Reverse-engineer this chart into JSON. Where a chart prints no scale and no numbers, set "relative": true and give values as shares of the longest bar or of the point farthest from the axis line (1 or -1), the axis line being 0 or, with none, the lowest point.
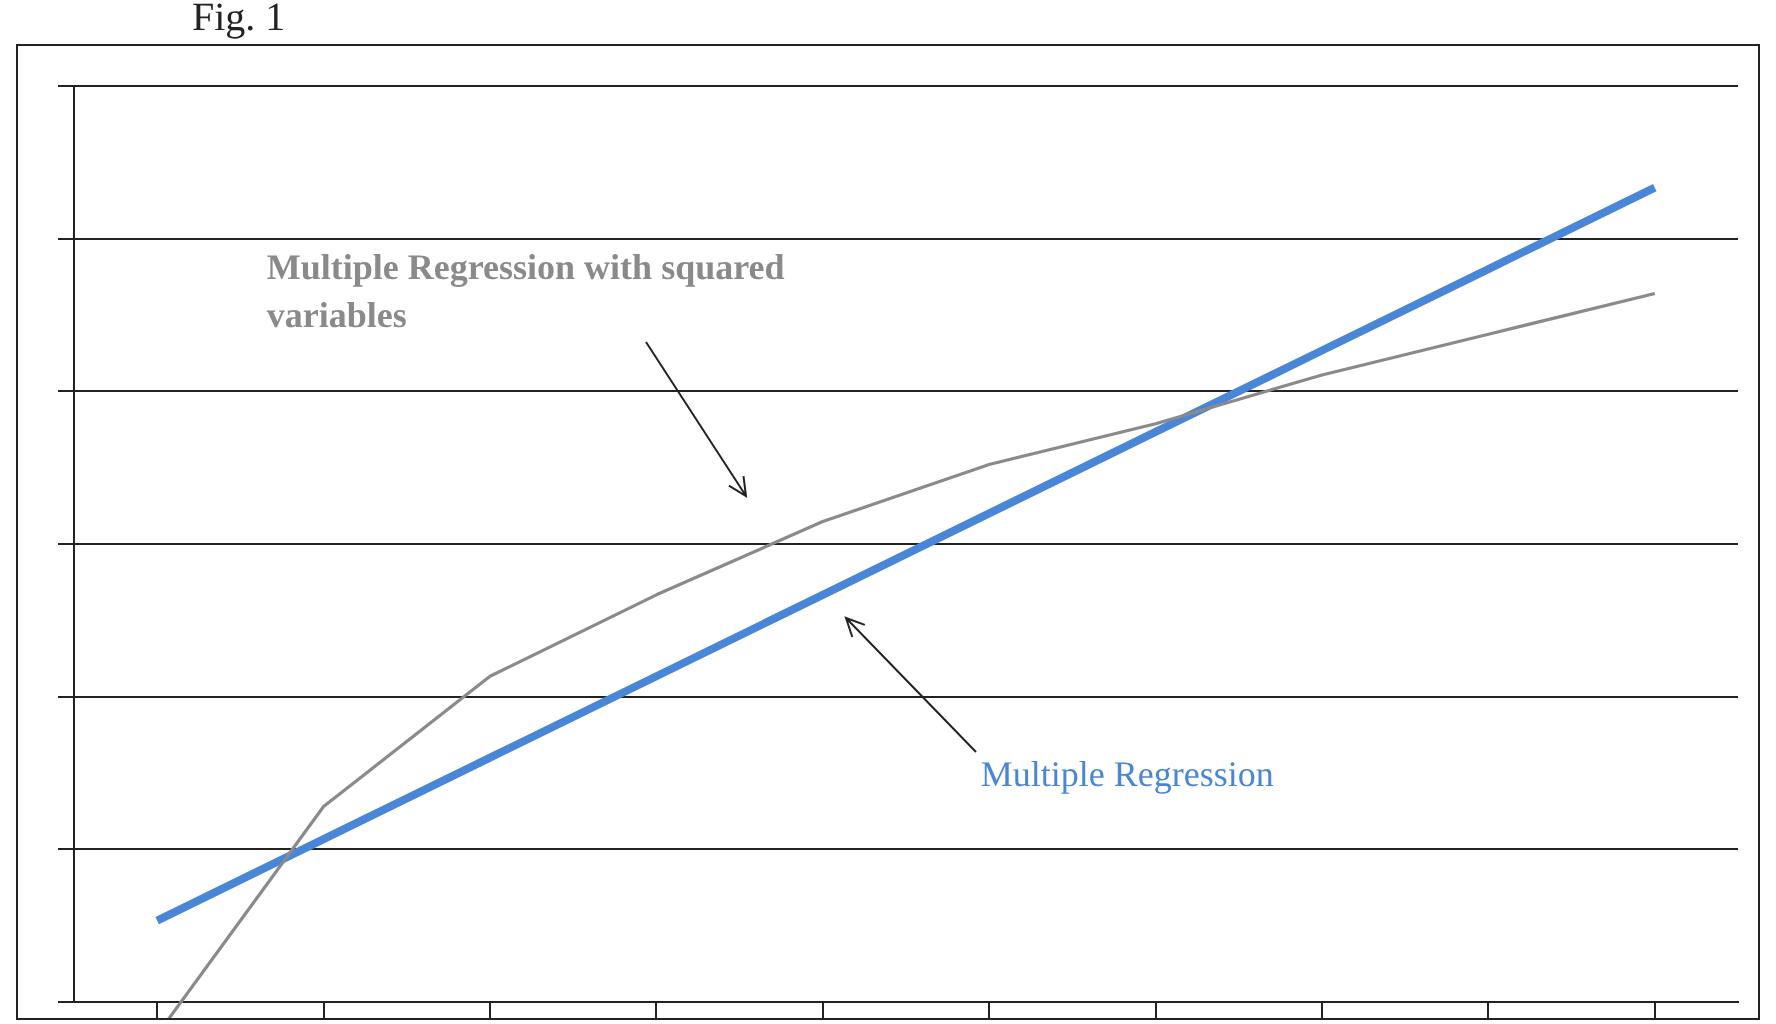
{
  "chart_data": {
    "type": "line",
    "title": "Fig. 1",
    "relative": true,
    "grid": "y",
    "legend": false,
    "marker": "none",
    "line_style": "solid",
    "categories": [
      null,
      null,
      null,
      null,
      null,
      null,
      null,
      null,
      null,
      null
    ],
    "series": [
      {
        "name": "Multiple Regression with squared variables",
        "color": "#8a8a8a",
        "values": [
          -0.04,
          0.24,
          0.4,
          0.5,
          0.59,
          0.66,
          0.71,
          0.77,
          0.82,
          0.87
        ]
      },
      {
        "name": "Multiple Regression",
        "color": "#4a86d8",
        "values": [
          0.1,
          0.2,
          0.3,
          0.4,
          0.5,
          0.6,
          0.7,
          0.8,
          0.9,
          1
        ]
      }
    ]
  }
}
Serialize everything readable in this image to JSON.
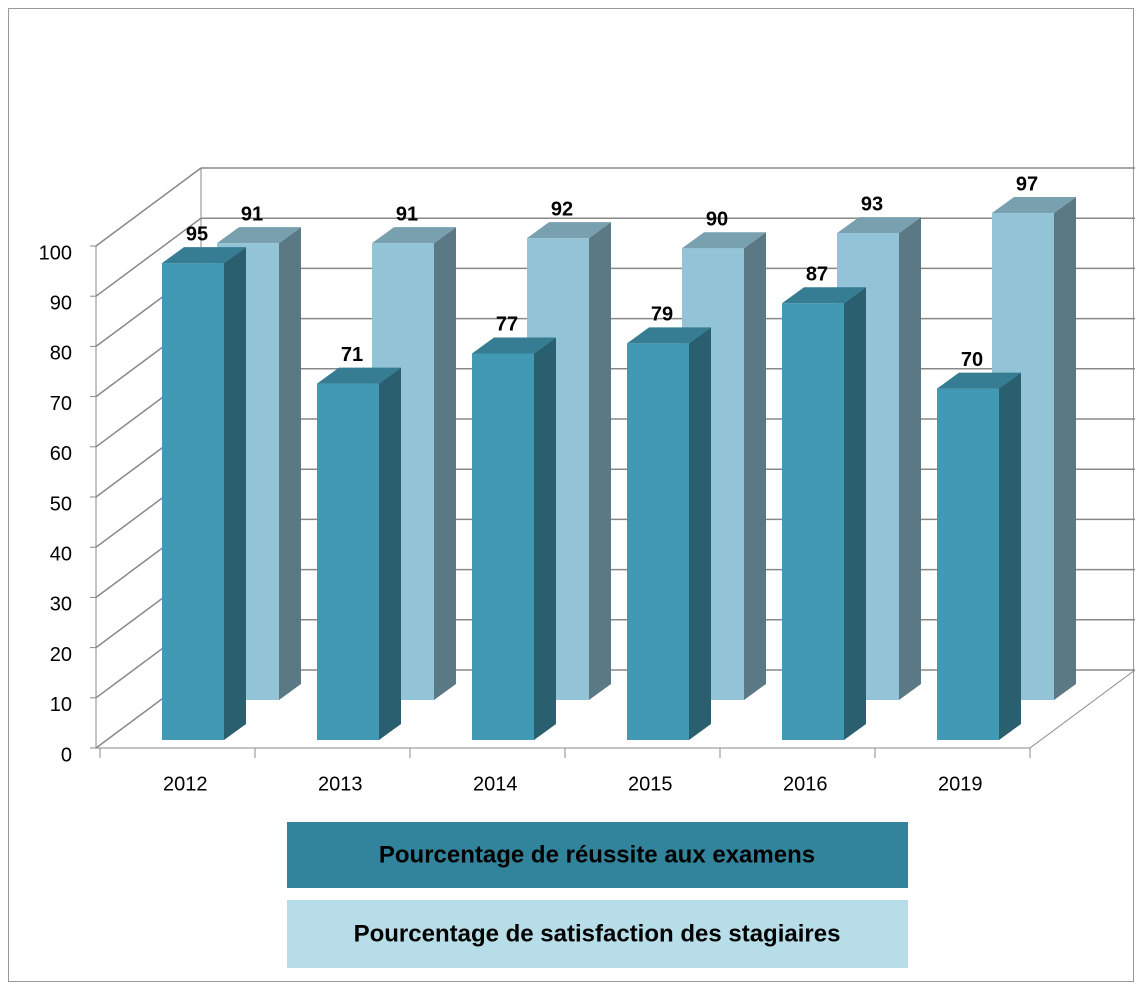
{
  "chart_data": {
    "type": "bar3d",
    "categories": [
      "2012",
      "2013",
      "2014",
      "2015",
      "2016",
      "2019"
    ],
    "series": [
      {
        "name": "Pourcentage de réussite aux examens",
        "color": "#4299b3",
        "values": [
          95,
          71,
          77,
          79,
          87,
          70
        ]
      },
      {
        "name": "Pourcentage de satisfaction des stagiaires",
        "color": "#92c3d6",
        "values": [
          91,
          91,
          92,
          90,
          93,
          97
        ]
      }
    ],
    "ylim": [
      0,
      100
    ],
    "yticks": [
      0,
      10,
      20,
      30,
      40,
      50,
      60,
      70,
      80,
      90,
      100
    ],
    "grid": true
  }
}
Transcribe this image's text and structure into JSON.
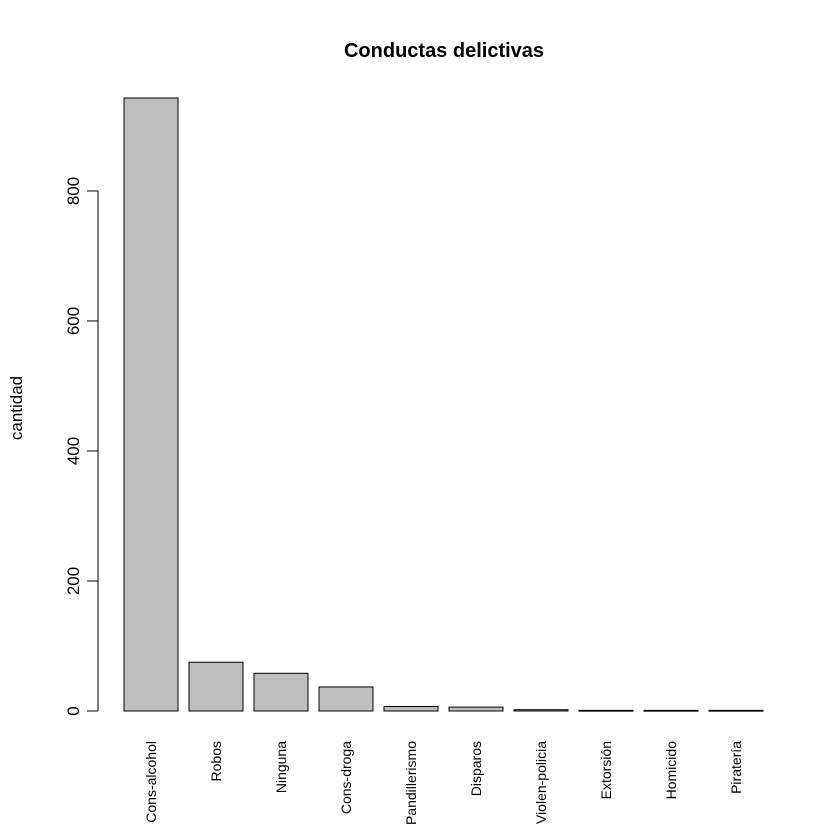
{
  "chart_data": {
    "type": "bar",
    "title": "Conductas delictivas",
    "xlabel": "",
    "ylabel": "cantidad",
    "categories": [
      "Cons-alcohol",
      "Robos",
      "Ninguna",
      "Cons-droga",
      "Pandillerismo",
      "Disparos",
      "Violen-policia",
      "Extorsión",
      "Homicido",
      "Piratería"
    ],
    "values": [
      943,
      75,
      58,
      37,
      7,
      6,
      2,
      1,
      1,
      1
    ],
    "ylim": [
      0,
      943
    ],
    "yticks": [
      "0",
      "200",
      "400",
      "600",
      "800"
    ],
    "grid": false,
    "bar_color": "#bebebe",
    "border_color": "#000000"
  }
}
* * *
Task directions. Skipping the pictures, transcribe each line above exactly as it appears.

Finished answer.
Reverse-engineer this chart into JSON. Where a chart prints no scale and no numbers, set "relative": true and give values as shares of the longest bar or of the point farthest from the axis line (1 or -1), the axis line being 0 or, with none, the lowest point.
{
  "chart_data": {
    "type": "line",
    "title": "Fig. 1",
    "relative": true,
    "grid": "y",
    "legend": false,
    "marker": "none",
    "line_style": "solid",
    "categories": [
      null,
      null,
      null,
      null,
      null,
      null,
      null,
      null,
      null,
      null
    ],
    "series": [
      {
        "name": "Multiple Regression with squared variables",
        "color": "#8a8a8a",
        "values": [
          -0.04,
          0.24,
          0.4,
          0.5,
          0.59,
          0.66,
          0.71,
          0.77,
          0.82,
          0.87
        ]
      },
      {
        "name": "Multiple Regression",
        "color": "#4a86d8",
        "values": [
          0.1,
          0.2,
          0.3,
          0.4,
          0.5,
          0.6,
          0.7,
          0.8,
          0.9,
          1
        ]
      }
    ]
  }
}
Serialize everything readable in this image to JSON.
{
  "chart_data": {
    "type": "bar3d",
    "categories": [
      "2012",
      "2013",
      "2014",
      "2015",
      "2016",
      "2019"
    ],
    "series": [
      {
        "name": "Pourcentage de réussite aux examens",
        "color": "#4299b3",
        "values": [
          95,
          71,
          77,
          79,
          87,
          70
        ]
      },
      {
        "name": "Pourcentage de satisfaction des stagiaires",
        "color": "#92c3d6",
        "values": [
          91,
          91,
          92,
          90,
          93,
          97
        ]
      }
    ],
    "ylim": [
      0,
      100
    ],
    "yticks": [
      0,
      10,
      20,
      30,
      40,
      50,
      60,
      70,
      80,
      90,
      100
    ],
    "grid": true
  }
}
Transcribe this image's text and structure into JSON.
{
  "chart_data": {
    "type": "bar",
    "title": "Conductas delictivas",
    "xlabel": "",
    "ylabel": "cantidad",
    "categories": [
      "Cons-alcohol",
      "Robos",
      "Ninguna",
      "Cons-droga",
      "Pandillerismo",
      "Disparos",
      "Violen-policia",
      "Extorsión",
      "Homicido",
      "Piratería"
    ],
    "values": [
      943,
      75,
      58,
      37,
      7,
      6,
      2,
      1,
      1,
      1
    ],
    "ylim": [
      0,
      943
    ],
    "yticks": [
      "0",
      "200",
      "400",
      "600",
      "800"
    ],
    "grid": false,
    "bar_color": "#bebebe",
    "border_color": "#000000"
  }
}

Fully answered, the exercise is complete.